[EXERCISE INSTRUCTIONS]
Count the lines below that contain the word "harry", and reply with only that number.
## START TASK INPUT
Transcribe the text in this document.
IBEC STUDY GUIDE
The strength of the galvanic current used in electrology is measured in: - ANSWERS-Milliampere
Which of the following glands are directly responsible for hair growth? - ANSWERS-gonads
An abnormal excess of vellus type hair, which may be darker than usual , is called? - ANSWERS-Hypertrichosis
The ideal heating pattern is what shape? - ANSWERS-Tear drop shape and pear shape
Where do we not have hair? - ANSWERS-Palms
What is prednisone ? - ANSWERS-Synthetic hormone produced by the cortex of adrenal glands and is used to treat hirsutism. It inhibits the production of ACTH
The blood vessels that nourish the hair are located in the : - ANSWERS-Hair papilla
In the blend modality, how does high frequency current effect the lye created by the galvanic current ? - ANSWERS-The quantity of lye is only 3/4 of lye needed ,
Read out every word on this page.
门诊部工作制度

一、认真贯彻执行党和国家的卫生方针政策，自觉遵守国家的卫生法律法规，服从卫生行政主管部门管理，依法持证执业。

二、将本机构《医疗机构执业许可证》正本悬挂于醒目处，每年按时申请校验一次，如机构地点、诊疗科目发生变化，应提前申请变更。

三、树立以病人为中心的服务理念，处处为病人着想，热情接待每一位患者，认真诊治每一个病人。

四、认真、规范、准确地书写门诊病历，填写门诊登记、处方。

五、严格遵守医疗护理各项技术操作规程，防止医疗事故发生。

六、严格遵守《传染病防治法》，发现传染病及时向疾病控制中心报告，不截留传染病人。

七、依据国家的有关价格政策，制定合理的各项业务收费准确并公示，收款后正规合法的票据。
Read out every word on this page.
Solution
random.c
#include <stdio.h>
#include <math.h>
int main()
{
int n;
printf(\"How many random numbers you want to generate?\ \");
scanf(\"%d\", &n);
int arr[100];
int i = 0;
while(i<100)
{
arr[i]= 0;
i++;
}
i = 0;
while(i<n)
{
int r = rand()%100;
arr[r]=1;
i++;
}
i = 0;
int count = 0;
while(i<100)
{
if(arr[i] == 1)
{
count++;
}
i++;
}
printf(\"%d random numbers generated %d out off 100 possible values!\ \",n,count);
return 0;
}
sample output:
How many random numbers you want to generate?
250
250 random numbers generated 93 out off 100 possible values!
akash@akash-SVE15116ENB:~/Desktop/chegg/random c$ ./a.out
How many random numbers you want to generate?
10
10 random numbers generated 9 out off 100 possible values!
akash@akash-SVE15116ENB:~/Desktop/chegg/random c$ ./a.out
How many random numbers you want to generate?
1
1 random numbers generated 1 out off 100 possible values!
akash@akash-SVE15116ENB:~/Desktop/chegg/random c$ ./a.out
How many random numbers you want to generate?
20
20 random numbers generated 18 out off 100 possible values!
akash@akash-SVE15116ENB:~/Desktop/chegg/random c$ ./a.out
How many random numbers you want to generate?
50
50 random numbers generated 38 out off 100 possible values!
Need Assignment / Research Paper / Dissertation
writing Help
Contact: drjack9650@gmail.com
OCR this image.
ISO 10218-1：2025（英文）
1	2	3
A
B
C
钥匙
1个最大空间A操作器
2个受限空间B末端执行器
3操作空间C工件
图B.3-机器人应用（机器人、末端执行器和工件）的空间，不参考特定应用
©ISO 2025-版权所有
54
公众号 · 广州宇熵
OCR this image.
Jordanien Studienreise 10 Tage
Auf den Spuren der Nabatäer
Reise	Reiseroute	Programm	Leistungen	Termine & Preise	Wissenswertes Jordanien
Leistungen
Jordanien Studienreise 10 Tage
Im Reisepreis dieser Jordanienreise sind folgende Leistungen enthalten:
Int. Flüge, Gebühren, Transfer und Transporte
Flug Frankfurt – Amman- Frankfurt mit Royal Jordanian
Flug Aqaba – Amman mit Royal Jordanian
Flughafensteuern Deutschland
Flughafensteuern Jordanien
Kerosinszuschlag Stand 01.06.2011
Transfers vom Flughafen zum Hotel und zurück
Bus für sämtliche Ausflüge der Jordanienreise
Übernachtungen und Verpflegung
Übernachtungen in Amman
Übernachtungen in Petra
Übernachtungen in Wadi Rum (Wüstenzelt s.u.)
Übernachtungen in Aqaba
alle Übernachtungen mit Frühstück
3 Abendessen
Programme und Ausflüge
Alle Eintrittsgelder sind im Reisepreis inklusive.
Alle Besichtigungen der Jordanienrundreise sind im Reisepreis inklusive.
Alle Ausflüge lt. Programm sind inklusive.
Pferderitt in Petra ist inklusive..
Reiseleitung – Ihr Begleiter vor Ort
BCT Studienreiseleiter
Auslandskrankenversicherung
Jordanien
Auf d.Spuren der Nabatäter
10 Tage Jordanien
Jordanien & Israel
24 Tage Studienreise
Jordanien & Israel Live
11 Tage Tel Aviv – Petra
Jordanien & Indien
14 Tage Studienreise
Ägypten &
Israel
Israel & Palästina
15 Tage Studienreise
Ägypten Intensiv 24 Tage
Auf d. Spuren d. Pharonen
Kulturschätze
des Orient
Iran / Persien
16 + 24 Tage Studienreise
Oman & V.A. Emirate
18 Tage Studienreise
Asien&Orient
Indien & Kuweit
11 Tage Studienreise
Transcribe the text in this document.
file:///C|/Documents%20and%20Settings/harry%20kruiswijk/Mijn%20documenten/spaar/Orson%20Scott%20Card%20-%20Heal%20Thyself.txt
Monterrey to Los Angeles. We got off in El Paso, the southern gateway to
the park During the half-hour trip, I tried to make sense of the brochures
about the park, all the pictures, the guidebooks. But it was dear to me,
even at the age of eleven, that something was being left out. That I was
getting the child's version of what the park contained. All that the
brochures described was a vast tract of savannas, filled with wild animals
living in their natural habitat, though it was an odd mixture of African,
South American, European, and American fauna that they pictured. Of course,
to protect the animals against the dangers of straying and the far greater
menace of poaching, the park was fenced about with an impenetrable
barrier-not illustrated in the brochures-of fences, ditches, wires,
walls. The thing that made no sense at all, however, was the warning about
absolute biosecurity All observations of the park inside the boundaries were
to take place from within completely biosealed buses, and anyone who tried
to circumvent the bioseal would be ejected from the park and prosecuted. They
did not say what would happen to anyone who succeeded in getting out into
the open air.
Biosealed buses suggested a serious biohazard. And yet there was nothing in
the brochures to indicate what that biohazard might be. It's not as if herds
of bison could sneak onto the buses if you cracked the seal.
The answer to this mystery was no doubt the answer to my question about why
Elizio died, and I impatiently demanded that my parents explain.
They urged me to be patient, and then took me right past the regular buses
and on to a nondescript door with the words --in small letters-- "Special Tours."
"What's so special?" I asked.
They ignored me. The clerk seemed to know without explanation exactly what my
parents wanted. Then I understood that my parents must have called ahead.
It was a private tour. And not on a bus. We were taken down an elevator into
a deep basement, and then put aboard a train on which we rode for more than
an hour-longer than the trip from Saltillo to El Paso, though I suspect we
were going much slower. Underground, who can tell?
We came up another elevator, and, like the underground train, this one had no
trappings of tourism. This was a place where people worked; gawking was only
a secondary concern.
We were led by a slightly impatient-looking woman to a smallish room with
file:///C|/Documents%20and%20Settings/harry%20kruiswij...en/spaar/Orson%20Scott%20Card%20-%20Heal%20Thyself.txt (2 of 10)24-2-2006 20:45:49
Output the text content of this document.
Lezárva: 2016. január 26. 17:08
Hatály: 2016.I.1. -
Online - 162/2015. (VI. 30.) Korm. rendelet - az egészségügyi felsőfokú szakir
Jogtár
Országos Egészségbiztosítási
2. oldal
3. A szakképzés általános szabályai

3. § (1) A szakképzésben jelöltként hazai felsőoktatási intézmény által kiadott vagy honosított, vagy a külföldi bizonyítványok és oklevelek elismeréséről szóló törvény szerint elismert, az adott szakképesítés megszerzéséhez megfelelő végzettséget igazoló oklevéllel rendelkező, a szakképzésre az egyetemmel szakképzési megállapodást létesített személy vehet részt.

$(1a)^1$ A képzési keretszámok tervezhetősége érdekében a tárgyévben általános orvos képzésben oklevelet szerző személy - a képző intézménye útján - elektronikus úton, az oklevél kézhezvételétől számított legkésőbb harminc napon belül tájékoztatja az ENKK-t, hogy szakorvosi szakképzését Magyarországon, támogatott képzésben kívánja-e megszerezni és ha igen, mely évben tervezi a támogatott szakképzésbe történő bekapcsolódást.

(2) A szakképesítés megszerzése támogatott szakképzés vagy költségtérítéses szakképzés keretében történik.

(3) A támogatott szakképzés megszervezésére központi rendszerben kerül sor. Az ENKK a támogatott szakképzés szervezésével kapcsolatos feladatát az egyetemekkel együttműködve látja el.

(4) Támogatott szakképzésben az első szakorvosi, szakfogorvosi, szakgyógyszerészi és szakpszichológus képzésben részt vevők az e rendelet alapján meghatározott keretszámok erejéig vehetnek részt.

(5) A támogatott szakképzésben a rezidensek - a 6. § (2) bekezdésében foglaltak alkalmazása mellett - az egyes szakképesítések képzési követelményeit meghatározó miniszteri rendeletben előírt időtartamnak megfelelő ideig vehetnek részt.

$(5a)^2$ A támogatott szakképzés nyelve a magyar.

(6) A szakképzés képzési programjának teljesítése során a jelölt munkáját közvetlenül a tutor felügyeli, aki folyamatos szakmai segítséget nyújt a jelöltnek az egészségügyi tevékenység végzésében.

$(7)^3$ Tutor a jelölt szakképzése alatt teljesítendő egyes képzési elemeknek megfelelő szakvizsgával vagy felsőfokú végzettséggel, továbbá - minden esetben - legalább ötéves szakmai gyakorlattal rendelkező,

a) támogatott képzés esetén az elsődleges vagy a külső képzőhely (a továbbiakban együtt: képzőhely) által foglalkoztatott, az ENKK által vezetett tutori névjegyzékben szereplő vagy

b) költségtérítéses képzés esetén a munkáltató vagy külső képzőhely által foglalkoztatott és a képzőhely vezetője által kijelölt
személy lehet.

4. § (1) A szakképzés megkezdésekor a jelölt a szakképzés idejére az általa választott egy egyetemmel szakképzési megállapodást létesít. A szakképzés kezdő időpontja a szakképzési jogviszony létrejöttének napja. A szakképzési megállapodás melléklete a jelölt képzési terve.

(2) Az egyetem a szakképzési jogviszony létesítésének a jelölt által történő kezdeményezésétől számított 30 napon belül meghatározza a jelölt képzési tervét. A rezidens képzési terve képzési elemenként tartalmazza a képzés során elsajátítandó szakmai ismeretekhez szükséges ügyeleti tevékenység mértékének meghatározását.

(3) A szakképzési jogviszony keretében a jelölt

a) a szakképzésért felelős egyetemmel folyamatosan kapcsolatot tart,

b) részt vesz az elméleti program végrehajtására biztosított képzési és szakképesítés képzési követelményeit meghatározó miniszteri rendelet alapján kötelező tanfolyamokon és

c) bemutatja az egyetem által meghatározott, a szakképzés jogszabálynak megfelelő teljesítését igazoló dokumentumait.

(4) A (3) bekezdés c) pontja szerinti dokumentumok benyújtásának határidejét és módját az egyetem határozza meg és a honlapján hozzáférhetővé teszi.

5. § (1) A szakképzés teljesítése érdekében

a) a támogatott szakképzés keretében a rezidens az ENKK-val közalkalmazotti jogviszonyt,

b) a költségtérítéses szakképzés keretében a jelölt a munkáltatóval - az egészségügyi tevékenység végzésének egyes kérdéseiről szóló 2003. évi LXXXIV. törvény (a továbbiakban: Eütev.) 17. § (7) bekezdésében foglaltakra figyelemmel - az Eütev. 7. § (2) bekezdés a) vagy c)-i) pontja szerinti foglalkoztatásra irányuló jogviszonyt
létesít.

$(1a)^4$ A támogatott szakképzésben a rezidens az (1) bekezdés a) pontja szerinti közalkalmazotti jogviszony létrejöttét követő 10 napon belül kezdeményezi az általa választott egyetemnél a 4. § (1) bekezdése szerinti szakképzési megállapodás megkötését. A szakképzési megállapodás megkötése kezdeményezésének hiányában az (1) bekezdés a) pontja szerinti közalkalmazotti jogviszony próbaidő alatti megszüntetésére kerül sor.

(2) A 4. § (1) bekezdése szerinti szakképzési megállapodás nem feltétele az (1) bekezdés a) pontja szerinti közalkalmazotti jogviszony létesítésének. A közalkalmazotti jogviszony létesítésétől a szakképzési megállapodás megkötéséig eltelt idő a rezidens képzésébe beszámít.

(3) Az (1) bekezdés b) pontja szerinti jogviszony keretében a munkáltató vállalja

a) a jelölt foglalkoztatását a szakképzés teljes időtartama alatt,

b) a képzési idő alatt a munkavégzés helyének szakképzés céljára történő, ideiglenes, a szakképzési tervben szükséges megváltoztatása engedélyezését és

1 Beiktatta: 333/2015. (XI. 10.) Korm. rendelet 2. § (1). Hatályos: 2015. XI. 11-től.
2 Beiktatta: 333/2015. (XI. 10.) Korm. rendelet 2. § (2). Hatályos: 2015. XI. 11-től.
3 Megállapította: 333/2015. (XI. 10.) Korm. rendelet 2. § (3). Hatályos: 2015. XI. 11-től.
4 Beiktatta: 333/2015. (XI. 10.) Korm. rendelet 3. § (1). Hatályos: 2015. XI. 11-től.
## END TASK INPUT
[THE SOLUTION]
2